* [TASK] Below are the records; locate each line with the word "ylabel" and copy it.

--*--

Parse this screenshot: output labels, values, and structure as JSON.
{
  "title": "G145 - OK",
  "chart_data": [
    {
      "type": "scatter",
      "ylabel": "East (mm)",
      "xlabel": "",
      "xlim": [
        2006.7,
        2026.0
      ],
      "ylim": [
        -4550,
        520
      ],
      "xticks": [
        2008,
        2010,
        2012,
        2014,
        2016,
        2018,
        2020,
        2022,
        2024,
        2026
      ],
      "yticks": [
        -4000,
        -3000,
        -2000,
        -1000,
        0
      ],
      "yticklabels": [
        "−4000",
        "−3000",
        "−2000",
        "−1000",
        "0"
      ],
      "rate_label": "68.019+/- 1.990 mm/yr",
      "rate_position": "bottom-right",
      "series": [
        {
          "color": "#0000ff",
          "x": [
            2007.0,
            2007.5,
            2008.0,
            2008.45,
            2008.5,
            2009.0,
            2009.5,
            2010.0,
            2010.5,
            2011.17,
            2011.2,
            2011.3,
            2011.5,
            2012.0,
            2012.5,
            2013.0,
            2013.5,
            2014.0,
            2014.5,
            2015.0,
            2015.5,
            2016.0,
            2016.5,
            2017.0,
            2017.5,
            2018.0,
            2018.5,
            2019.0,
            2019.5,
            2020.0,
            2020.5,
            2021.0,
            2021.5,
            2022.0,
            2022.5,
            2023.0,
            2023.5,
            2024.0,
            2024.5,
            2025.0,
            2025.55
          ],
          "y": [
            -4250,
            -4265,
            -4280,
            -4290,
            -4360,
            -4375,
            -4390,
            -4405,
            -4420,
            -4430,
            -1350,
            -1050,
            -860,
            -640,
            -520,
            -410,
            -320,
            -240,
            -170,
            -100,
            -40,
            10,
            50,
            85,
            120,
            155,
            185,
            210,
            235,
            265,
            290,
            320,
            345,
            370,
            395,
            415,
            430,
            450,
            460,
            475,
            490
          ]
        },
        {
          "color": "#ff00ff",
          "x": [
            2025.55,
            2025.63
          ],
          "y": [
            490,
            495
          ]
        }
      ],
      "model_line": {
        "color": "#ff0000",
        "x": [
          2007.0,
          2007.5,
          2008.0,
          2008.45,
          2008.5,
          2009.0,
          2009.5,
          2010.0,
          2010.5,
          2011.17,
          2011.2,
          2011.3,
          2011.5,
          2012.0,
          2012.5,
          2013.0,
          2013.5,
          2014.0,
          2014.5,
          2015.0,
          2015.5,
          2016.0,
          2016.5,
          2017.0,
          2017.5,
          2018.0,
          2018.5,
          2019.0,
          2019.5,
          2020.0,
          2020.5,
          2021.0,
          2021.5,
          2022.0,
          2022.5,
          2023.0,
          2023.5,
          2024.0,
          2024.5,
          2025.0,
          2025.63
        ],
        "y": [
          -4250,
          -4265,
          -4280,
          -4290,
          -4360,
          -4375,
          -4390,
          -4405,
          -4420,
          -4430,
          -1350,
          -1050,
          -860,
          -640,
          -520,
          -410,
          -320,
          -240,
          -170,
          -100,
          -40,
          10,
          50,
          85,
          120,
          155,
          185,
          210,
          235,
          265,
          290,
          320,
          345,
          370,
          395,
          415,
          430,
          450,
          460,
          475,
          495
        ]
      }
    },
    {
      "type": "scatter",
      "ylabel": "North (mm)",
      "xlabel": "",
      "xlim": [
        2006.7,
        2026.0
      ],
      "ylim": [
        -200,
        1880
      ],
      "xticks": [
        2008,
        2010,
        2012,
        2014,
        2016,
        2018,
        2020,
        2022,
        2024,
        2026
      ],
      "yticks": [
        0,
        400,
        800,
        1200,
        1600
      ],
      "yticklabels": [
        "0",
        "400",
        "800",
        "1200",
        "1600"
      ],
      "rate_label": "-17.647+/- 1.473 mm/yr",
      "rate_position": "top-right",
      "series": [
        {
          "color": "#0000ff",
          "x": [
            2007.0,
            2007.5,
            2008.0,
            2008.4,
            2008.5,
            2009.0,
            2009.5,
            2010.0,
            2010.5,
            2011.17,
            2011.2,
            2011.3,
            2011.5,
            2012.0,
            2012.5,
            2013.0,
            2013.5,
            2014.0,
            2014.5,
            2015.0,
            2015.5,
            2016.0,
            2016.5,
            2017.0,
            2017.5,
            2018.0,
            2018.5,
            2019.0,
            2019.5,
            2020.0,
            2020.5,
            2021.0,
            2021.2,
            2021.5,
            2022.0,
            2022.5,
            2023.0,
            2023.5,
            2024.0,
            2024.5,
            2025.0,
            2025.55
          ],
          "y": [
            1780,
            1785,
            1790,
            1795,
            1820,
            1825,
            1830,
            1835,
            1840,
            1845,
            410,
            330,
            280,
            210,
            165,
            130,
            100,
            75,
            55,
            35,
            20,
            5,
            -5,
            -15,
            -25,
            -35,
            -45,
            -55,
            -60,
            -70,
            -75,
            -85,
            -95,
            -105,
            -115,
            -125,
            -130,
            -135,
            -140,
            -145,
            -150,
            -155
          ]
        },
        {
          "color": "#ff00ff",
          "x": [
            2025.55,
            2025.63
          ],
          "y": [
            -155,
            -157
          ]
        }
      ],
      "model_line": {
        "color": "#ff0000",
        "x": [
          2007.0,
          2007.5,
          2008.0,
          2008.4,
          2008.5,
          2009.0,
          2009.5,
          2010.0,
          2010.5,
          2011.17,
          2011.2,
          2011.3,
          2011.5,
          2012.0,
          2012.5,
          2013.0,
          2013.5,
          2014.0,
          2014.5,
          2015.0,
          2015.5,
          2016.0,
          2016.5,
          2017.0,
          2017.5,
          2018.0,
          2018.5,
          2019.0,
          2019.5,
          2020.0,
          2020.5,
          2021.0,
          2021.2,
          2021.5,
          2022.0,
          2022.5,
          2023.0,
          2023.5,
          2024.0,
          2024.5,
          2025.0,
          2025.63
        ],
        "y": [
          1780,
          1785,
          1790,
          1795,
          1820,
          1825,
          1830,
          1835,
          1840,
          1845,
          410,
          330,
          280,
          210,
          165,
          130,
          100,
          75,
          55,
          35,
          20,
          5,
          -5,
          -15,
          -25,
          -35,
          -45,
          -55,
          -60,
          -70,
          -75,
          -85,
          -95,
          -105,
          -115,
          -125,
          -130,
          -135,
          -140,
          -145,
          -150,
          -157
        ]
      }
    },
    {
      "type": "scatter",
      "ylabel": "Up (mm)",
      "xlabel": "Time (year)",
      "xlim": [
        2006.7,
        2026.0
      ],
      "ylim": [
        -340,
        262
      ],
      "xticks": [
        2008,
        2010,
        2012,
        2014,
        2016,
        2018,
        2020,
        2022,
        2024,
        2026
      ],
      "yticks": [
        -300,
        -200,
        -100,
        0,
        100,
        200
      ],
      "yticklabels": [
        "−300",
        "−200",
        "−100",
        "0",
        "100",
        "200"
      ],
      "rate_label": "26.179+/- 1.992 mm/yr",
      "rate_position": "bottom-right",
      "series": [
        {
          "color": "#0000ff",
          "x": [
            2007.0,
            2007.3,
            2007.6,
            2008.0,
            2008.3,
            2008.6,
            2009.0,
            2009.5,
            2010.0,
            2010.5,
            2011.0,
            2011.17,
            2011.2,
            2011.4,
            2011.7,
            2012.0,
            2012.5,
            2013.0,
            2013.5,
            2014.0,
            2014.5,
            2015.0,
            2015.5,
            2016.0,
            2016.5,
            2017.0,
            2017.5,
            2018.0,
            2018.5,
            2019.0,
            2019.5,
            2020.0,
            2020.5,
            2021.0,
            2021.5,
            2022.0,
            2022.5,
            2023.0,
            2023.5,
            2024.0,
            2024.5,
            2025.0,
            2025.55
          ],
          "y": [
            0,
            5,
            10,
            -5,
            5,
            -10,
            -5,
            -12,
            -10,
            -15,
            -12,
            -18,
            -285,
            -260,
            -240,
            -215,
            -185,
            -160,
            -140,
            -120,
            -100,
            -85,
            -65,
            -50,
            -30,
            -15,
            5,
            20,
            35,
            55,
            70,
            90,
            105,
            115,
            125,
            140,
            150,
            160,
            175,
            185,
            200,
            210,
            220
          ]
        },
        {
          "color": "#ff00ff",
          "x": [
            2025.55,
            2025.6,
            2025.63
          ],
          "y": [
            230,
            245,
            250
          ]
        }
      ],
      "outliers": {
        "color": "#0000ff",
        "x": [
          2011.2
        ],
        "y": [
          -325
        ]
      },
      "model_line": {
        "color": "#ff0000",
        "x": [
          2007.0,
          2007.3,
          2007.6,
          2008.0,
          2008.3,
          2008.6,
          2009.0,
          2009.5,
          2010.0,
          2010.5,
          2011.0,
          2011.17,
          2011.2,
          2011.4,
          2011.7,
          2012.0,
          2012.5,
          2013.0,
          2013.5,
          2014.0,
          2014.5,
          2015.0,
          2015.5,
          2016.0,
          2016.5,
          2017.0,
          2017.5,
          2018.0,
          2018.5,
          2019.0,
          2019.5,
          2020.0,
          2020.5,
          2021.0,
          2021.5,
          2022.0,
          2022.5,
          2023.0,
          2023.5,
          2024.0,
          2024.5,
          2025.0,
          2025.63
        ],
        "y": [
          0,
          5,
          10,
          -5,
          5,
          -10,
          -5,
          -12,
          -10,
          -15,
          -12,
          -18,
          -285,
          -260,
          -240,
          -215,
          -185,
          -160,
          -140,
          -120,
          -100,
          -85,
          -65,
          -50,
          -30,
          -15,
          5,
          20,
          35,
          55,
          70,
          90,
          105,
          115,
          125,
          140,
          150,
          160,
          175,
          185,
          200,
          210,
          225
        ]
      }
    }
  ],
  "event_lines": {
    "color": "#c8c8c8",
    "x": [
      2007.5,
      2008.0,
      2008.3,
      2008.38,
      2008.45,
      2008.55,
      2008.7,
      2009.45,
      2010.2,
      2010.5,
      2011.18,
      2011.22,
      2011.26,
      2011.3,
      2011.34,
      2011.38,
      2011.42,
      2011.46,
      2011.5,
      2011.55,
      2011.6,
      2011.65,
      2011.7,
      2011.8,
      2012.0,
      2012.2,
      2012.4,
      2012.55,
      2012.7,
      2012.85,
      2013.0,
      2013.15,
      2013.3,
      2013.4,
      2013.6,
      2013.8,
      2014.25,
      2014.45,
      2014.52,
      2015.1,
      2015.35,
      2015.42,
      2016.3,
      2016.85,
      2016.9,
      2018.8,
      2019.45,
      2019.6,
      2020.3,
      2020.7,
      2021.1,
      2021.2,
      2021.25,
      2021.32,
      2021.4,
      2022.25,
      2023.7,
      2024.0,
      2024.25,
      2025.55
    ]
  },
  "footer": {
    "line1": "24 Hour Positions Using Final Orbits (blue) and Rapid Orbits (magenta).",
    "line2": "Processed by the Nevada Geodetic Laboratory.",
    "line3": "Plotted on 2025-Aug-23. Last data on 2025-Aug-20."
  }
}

--*--

* [SOLUTION TO THE EXERCISE]
      "ylabel": "East (mm)",
      "ylabel": "North (mm)",
      "ylabel": "Up (mm)",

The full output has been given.